Your goal: Identify the lines that contain the string "Windbird" and report only how many there are.

===== The input

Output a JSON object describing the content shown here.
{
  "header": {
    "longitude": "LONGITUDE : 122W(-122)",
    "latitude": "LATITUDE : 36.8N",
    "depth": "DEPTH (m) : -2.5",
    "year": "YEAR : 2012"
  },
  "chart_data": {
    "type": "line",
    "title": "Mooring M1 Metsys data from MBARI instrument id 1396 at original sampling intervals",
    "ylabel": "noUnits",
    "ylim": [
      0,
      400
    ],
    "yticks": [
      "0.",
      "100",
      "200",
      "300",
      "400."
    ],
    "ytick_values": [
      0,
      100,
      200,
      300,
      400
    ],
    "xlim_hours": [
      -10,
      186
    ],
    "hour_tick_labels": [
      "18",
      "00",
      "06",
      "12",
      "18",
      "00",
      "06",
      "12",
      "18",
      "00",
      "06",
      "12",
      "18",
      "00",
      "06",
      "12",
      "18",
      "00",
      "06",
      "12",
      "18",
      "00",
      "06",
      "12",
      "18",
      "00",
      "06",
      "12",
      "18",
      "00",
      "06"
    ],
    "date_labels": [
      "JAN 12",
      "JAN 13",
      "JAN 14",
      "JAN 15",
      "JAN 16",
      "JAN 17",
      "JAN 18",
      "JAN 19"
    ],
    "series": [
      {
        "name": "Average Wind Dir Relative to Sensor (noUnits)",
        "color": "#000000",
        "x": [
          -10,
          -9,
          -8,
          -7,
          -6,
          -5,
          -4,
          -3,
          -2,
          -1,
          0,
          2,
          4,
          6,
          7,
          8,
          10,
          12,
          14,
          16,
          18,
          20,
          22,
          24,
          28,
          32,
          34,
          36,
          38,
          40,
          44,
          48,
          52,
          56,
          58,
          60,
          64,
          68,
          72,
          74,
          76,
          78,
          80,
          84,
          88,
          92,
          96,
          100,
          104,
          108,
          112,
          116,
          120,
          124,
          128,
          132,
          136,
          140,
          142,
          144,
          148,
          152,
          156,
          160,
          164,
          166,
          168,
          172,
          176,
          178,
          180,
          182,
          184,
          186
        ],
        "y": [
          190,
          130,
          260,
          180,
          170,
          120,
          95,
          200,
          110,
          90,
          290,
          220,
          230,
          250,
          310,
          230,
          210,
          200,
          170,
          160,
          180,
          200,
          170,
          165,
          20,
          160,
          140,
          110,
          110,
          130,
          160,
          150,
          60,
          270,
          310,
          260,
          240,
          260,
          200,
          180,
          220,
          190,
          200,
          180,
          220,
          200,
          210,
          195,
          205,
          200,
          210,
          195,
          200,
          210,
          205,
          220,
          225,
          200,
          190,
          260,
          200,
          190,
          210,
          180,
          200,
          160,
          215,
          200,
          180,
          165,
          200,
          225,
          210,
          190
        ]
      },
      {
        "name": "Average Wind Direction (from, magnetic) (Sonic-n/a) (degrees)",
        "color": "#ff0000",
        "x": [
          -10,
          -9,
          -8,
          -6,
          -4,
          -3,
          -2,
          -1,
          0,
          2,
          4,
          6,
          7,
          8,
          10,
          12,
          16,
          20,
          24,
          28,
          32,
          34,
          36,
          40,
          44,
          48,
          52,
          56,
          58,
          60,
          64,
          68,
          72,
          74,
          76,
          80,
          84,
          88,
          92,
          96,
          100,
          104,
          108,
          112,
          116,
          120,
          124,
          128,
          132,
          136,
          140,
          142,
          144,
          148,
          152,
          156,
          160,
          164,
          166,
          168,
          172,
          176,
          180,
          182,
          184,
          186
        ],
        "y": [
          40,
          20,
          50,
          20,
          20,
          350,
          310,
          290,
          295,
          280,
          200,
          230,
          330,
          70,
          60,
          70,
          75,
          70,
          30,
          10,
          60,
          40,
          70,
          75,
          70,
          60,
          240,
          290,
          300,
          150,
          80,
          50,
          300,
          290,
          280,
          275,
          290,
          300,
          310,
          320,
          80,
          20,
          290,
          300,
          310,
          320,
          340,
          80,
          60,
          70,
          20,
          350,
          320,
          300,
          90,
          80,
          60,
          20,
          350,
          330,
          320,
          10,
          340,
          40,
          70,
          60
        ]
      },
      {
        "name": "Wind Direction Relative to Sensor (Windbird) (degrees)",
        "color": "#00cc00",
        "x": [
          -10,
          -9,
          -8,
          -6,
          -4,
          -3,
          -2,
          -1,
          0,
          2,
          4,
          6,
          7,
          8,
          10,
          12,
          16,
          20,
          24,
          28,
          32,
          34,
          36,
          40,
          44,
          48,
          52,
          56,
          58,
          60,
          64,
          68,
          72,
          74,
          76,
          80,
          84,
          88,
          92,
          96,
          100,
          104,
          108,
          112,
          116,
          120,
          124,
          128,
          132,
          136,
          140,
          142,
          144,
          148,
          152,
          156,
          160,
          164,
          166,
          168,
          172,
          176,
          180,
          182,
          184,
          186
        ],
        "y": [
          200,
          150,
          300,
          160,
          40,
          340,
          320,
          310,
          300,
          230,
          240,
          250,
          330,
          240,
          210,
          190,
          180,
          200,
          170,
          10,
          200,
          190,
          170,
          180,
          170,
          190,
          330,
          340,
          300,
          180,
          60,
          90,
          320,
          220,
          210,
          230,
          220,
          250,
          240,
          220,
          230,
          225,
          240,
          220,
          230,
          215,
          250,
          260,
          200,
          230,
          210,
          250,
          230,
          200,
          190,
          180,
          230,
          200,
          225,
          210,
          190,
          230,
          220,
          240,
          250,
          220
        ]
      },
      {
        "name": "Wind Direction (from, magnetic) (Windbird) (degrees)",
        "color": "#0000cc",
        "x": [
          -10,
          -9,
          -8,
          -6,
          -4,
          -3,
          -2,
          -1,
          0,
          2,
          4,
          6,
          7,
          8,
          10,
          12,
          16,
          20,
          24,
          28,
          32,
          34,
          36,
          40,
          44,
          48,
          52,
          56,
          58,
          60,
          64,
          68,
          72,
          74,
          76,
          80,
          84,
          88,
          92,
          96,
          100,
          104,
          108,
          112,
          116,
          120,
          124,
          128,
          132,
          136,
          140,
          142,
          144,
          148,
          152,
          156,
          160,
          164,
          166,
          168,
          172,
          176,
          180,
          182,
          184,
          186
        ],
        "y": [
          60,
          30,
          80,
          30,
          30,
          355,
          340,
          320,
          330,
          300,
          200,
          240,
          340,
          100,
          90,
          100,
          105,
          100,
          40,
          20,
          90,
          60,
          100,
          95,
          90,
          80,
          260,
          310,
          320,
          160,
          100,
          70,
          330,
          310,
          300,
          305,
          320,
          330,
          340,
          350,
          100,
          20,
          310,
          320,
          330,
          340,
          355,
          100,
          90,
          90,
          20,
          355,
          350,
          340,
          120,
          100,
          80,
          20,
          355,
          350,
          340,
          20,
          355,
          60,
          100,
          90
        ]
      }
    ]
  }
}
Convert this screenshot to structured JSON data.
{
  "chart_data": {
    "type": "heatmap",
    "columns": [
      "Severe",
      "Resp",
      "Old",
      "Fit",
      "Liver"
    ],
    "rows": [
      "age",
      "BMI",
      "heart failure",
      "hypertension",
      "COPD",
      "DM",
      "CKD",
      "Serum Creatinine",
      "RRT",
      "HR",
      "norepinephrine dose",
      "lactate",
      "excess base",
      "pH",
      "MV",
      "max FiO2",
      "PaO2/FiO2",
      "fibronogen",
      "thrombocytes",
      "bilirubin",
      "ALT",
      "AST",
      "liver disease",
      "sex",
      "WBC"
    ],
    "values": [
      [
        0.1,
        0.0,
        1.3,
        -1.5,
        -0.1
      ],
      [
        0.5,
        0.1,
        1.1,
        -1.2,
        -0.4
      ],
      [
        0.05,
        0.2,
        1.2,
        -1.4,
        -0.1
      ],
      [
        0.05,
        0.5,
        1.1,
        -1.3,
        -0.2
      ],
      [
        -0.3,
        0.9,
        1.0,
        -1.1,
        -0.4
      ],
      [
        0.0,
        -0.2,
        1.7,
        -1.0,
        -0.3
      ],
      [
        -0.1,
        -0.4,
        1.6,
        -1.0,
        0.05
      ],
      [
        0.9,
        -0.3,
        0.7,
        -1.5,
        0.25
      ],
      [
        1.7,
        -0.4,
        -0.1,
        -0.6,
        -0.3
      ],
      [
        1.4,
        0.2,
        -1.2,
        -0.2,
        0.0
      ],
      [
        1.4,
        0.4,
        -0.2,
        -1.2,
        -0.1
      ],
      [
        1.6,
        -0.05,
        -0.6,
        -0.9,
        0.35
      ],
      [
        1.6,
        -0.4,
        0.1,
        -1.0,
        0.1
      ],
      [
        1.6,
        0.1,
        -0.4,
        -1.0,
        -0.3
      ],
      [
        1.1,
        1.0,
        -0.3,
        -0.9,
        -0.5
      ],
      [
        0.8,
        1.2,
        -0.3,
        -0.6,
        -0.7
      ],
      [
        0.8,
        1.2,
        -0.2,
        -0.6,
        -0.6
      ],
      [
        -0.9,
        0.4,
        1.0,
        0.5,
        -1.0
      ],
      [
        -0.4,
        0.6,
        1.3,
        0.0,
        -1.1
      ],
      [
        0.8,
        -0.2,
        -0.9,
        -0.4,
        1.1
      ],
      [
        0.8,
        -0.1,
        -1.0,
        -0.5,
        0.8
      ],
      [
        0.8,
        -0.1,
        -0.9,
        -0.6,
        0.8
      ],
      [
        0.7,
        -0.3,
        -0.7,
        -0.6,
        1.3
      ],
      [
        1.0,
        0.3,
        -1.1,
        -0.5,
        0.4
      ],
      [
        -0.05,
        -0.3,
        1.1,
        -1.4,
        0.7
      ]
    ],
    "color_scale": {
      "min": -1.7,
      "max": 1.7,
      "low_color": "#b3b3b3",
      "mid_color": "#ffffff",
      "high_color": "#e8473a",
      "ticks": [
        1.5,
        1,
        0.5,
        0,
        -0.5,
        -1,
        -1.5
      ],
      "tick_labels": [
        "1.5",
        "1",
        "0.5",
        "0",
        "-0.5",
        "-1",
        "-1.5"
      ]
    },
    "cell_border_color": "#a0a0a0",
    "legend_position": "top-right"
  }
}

==========

Task response: 2